» **Aim**:
Each line of the material must be returned exactly.

[Stored records]
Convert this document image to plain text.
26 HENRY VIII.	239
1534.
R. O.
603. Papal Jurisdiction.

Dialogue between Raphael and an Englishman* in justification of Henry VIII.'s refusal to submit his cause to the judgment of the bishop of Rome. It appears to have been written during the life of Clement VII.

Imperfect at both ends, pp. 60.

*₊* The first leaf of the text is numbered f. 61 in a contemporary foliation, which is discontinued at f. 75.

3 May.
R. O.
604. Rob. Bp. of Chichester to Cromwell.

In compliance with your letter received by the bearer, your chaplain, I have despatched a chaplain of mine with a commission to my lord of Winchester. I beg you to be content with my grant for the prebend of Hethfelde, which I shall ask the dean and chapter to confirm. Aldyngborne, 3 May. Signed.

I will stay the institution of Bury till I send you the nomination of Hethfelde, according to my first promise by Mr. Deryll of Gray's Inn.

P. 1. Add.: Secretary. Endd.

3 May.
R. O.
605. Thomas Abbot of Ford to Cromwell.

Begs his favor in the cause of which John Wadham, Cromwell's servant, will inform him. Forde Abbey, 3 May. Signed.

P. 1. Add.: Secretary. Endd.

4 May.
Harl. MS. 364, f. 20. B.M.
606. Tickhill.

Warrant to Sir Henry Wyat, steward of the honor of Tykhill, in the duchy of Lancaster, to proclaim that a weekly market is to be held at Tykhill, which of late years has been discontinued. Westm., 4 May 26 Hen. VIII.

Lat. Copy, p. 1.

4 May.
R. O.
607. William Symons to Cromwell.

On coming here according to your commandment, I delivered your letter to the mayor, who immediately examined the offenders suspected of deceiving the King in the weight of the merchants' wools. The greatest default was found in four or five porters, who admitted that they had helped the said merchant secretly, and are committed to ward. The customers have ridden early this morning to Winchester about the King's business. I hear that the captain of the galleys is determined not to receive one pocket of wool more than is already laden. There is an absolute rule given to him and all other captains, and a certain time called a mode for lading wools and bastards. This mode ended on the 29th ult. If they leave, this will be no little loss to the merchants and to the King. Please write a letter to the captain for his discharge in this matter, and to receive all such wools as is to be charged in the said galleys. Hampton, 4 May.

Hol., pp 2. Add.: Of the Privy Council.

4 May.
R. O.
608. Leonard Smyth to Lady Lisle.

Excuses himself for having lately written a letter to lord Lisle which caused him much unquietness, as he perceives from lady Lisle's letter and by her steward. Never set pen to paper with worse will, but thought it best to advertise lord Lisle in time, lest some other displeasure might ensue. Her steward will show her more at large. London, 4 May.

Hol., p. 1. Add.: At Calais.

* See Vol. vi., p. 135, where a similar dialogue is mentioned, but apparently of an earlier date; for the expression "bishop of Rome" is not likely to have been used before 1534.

» **Problem solution**:
Convert this document image to plain text.
26 HENRY VIII.	239
1534.
R. O.
603. Papal Jurisdiction.

Dialogue between Raphael and an Englishman* in justification of Henry VIII.'s refusal to submit his cause to the judgment of the bishop of Rome. It appears to have been written during the life of Clement VII.

Imperfect at both ends, pp. 60.

*₊* The first leaf of the text is numbered f. 61 in a contemporary foliation, which is discontinued at f. 75.

3 May.
R. O.
604. Rob. Bp. of Chichester to Cromwell.

In compliance with your letter received by the bearer, your chaplain, I have despatched a chaplain of mine with a commission to my lord of Winchester. I beg you to be content with my grant for the prebend of Hethfelde, which I shall ask the dean and chapter to confirm. Aldyngborne, 3 May. Signed.

I will stay the institution of Bury till I send you the nomination of Hethfelde, according to my first promise by Mr. Deryll of Gray's Inn.

P. 1. Add.: Secretary. Endd.

3 May.
R. O.
605. Thomas Abbot of Ford to Cromwell.

Begs his favor in the cause of which John Wadham, Cromwell's servant, will inform him. Forde Abbey, 3 May. Signed.

P. 1. Add.: Secretary. Endd.

4 May.
Harl. MS. 364, f. 20. B.M.
606. Tickhill.

Warrant to Sir Henry Wyat, steward of the honor of Tykhill, in the duchy of Lancaster, to proclaim that a weekly market is to be held at Tykhill, which of late years has been discontinued. Westm., 4 May 26 Hen. VIII.

Lat. Copy, p. 1.

4 May.
R. O.
607. William Symons to Cromwell.

On coming here according to your commandment, I delivered your letter to the mayor, who immediately examined the offenders suspected of deceiving the King in the weight of the merchants' wools. The greatest default was found in four or five porters, who admitted that they had helped the said merchant secretly, and are committed to ward. The customers have ridden early this morning to Winchester about the King's business. I hear that the captain of the galleys is determined not to receive one pocket of wool more than is already laden. There is an absolute rule given to him and all other captains, and a certain time called a mode for lading wools and bastards. This mode ended on the 29th ult. If they leave, this will be no little loss to the merchants and to the King. Please write a letter to the captain for his discharge in this matter, and to receive all such wools as is to be charged in the said galleys. Hampton, 4 May.

Hol., pp 2. Add.: Of the Privy Council.

4 May.
R. O.
608. Leonard Smyth to Lady Lisle.

Excuses himself for having lately written a letter to lord Lisle which caused him much unquietness, as he perceives from lady Lisle's letter and by her steward. Never set pen to paper with worse will, but thought it best to advertise lord Lisle in time, lest some other displeasure might ensue. Her steward will show her more at large. London, 4 May.

Hol., p. 1. Add.: At Calais.

* See Vol. vi., p. 135, where a similar dialogue is mentioned, but apparently of an earlier date; for the expression "bishop of Rome" is not likely to have been used before 1534.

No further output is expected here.